— START —

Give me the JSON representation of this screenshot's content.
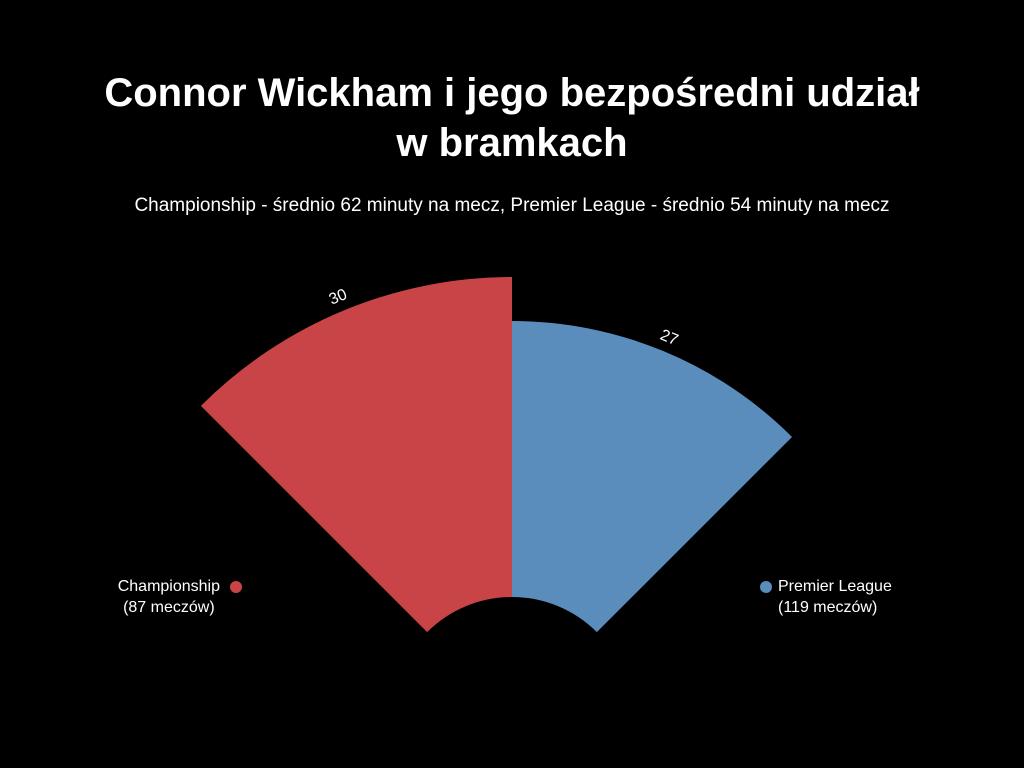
{
  "chart_data": {
    "type": "pie",
    "variant": "polar-area",
    "title_lines": [
      "Connor Wickham i jego bezpośredni udział",
      "w bramkach"
    ],
    "subtitle": "Championship - średnio 62 minuty na mecz, Premier League - średnio 54 minuty na mecz",
    "series": [
      {
        "name": "Championship",
        "detail": "(87 meczów)",
        "value": 30,
        "color": "#c94446",
        "legend_position": "left"
      },
      {
        "name": "Premier League",
        "detail": "(119 meczów)",
        "value": 27,
        "color": "#5a8dbb",
        "legend_position": "right"
      }
    ],
    "value_max": 30
  },
  "colors": {
    "background": "#000000",
    "text": "#ffffff"
  }
}
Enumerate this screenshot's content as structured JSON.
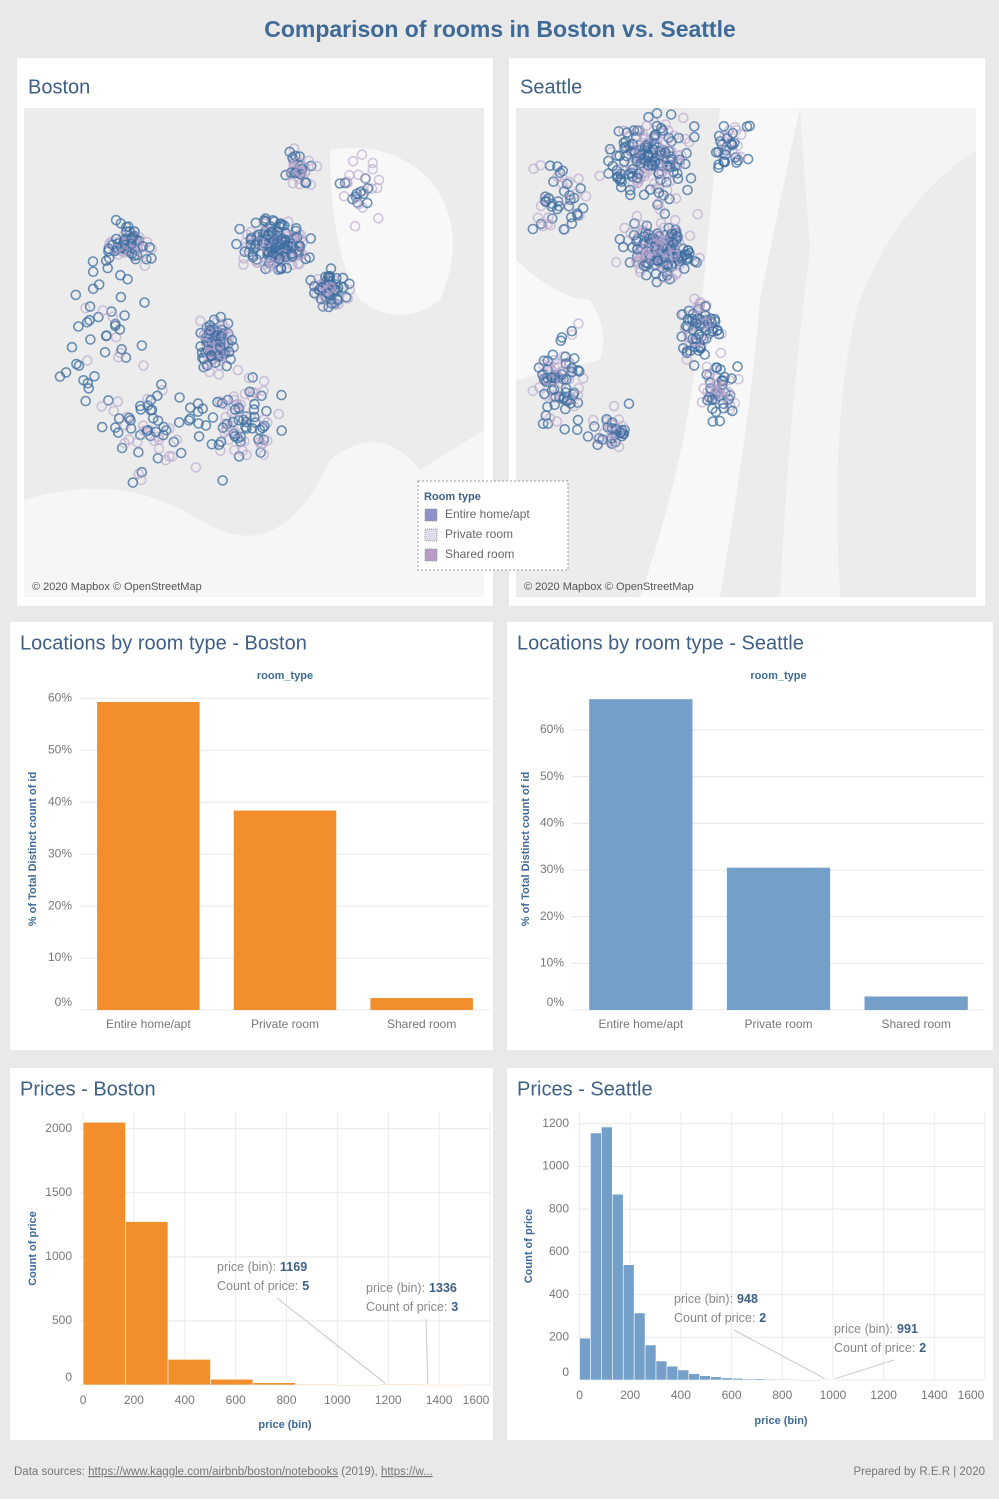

— END —

THE EXERCISE: Quote every line of the records above exactly; no picture is to be copied.

TASK SOLUTION:
Give me the JSON representation of this screenshot's content.
{
  "chart_data": {
    "type": "pie",
    "variant": "polar-area",
    "title_lines": [
      "Connor Wickham i jego bezpośredni udział",
      "w bramkach"
    ],
    "subtitle": "Championship - średnio 62 minuty na mecz, Premier League - średnio 54 minuty na mecz",
    "series": [
      {
        "name": "Championship",
        "detail": "(87 meczów)",
        "value": 30,
        "color": "#c94446",
        "legend_position": "left"
      },
      {
        "name": "Premier League",
        "detail": "(119 meczów)",
        "value": 27,
        "color": "#5a8dbb",
        "legend_position": "right"
      }
    ],
    "value_max": 30
  },
  "colors": {
    "background": "#000000",
    "text": "#ffffff"
  }
}
Enumerate this screenshot's content as structured JSON.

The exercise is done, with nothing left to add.